# BRIEF
Write out every line of the material as it stands, apart from the pictures.

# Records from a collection
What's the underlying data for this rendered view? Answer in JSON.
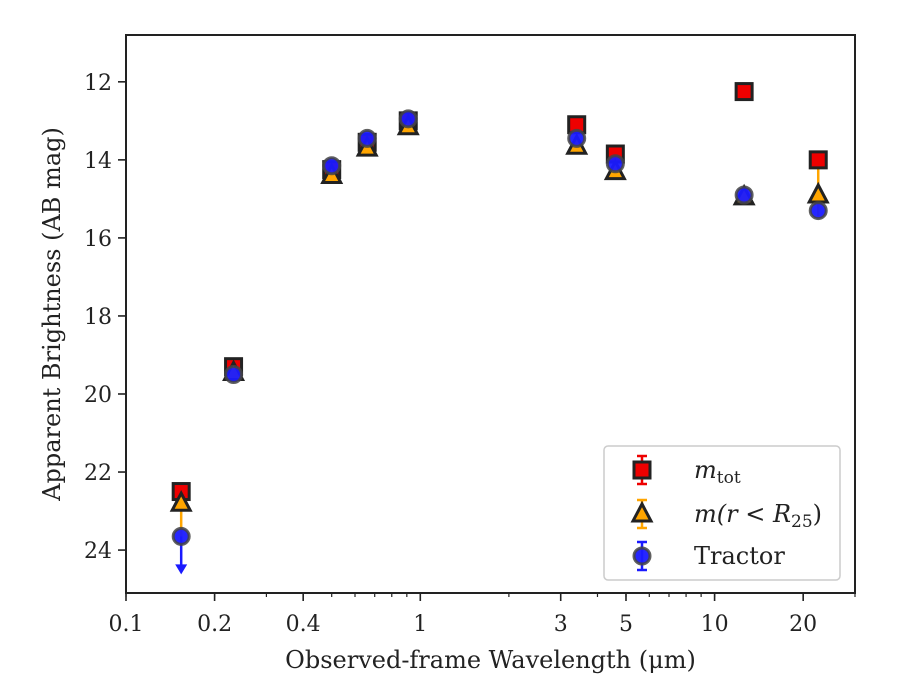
{
  "chart_data": {
    "type": "scatter",
    "xlabel": "Observed-frame Wavelength (μm)",
    "ylabel": "Apparent Brightness (AB mag)",
    "x_scale": "log",
    "xlim": [
      0.1,
      30
    ],
    "ylim": [
      25.1,
      10.8
    ],
    "y_inverted": true,
    "x_ticks": [
      {
        "value": 0.1,
        "label": "0.1"
      },
      {
        "value": 0.2,
        "label": "0.2"
      },
      {
        "value": 0.4,
        "label": "0.4"
      },
      {
        "value": 1,
        "label": "1"
      },
      {
        "value": 3,
        "label": "3"
      },
      {
        "value": 5,
        "label": "5"
      },
      {
        "value": 10,
        "label": "10"
      },
      {
        "value": 20,
        "label": "20"
      }
    ],
    "y_ticks": [
      {
        "value": 12,
        "label": "12"
      },
      {
        "value": 14,
        "label": "14"
      },
      {
        "value": 16,
        "label": "16"
      },
      {
        "value": 18,
        "label": "18"
      },
      {
        "value": 20,
        "label": "20"
      },
      {
        "value": 22,
        "label": "22"
      },
      {
        "value": 24,
        "label": "24"
      }
    ],
    "grid": false,
    "legend_position": "lower-right",
    "series": [
      {
        "name": "m_tot",
        "legend_label_main": "m",
        "legend_label_sub": "tot",
        "marker": "square",
        "color": "#ee0000",
        "edge": "#222222",
        "points": [
          {
            "x": 0.154,
            "y": 22.5
          },
          {
            "x": 0.232,
            "y": 19.3
          },
          {
            "x": 0.5,
            "y": 14.25
          },
          {
            "x": 0.66,
            "y": 13.55
          },
          {
            "x": 0.91,
            "y": 13.0
          },
          {
            "x": 3.4,
            "y": 13.1
          },
          {
            "x": 4.6,
            "y": 13.85
          },
          {
            "x": 12.6,
            "y": 12.25
          },
          {
            "x": 22.5,
            "y": 14.0
          }
        ]
      },
      {
        "name": "m(r < R25)",
        "legend_label_main": "m(r < R",
        "legend_label_sub": "25",
        "legend_label_tail": ")",
        "marker": "triangle",
        "color": "#ffa500",
        "edge": "#222222",
        "points": [
          {
            "x": 0.154,
            "y": 22.8
          },
          {
            "x": 0.232,
            "y": 19.45
          },
          {
            "x": 0.5,
            "y": 14.4
          },
          {
            "x": 0.66,
            "y": 13.7
          },
          {
            "x": 0.91,
            "y": 13.15
          },
          {
            "x": 3.4,
            "y": 13.65
          },
          {
            "x": 4.6,
            "y": 14.3
          },
          {
            "x": 12.6,
            "y": 14.95
          },
          {
            "x": 22.5,
            "y": 14.9
          }
        ]
      },
      {
        "name": "Tractor",
        "marker": "circle",
        "color": "#1a1aff",
        "edge": "#444444",
        "points": [
          {
            "x": 0.154,
            "y": 23.65,
            "upper_limit": true
          },
          {
            "x": 0.232,
            "y": 19.5
          },
          {
            "x": 0.5,
            "y": 14.15
          },
          {
            "x": 0.66,
            "y": 13.45
          },
          {
            "x": 0.91,
            "y": 12.95
          },
          {
            "x": 3.4,
            "y": 13.45
          },
          {
            "x": 4.6,
            "y": 14.1
          },
          {
            "x": 12.6,
            "y": 14.9
          },
          {
            "x": 22.5,
            "y": 15.3
          }
        ]
      }
    ],
    "error_bar_22um": {
      "x": 22.5,
      "y_low": 14.0,
      "y_high": 15.45
    }
  }
}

# WRITTEN ANSWER
What's the underlying data for this rendered view? Answer in JSON.
{
  "chart_data": {
    "type": "scatter",
    "xlabel": "Observed-frame Wavelength (μm)",
    "ylabel": "Apparent Brightness (AB mag)",
    "x_scale": "log",
    "xlim": [
      0.1,
      30
    ],
    "ylim": [
      25.1,
      10.8
    ],
    "y_inverted": true,
    "x_ticks": [
      {
        "value": 0.1,
        "label": "0.1"
      },
      {
        "value": 0.2,
        "label": "0.2"
      },
      {
        "value": 0.4,
        "label": "0.4"
      },
      {
        "value": 1,
        "label": "1"
      },
      {
        "value": 3,
        "label": "3"
      },
      {
        "value": 5,
        "label": "5"
      },
      {
        "value": 10,
        "label": "10"
      },
      {
        "value": 20,
        "label": "20"
      }
    ],
    "y_ticks": [
      {
        "value": 12,
        "label": "12"
      },
      {
        "value": 14,
        "label": "14"
      },
      {
        "value": 16,
        "label": "16"
      },
      {
        "value": 18,
        "label": "18"
      },
      {
        "value": 20,
        "label": "20"
      },
      {
        "value": 22,
        "label": "22"
      },
      {
        "value": 24,
        "label": "24"
      }
    ],
    "grid": false,
    "legend_position": "lower-right",
    "series": [
      {
        "name": "m_tot",
        "legend_label_main": "m",
        "legend_label_sub": "tot",
        "marker": "square",
        "color": "#ee0000",
        "edge": "#222222",
        "points": [
          {
            "x": 0.154,
            "y": 22.5
          },
          {
            "x": 0.232,
            "y": 19.3
          },
          {
            "x": 0.5,
            "y": 14.25
          },
          {
            "x": 0.66,
            "y": 13.55
          },
          {
            "x": 0.91,
            "y": 13.0
          },
          {
            "x": 3.4,
            "y": 13.1
          },
          {
            "x": 4.6,
            "y": 13.85
          },
          {
            "x": 12.6,
            "y": 12.25
          },
          {
            "x": 22.5,
            "y": 14.0
          }
        ]
      },
      {
        "name": "m(r < R25)",
        "legend_label_main": "m(r < R",
        "legend_label_sub": "25",
        "legend_label_tail": ")",
        "marker": "triangle",
        "color": "#ffa500",
        "edge": "#222222",
        "points": [
          {
            "x": 0.154,
            "y": 22.8
          },
          {
            "x": 0.232,
            "y": 19.45
          },
          {
            "x": 0.5,
            "y": 14.4
          },
          {
            "x": 0.66,
            "y": 13.7
          },
          {
            "x": 0.91,
            "y": 13.15
          },
          {
            "x": 3.4,
            "y": 13.65
          },
          {
            "x": 4.6,
            "y": 14.3
          },
          {
            "x": 12.6,
            "y": 14.95
          },
          {
            "x": 22.5,
            "y": 14.9
          }
        ]
      },
      {
        "name": "Tractor",
        "marker": "circle",
        "color": "#1a1aff",
        "edge": "#444444",
        "points": [
          {
            "x": 0.154,
            "y": 23.65,
            "upper_limit": true
          },
          {
            "x": 0.232,
            "y": 19.5
          },
          {
            "x": 0.5,
            "y": 14.15
          },
          {
            "x": 0.66,
            "y": 13.45
          },
          {
            "x": 0.91,
            "y": 12.95
          },
          {
            "x": 3.4,
            "y": 13.45
          },
          {
            "x": 4.6,
            "y": 14.1
          },
          {
            "x": 12.6,
            "y": 14.9
          },
          {
            "x": 22.5,
            "y": 15.3
          }
        ]
      }
    ],
    "error_bar_22um": {
      "x": 22.5,
      "y_low": 14.0,
      "y_high": 15.45
    }
  }
}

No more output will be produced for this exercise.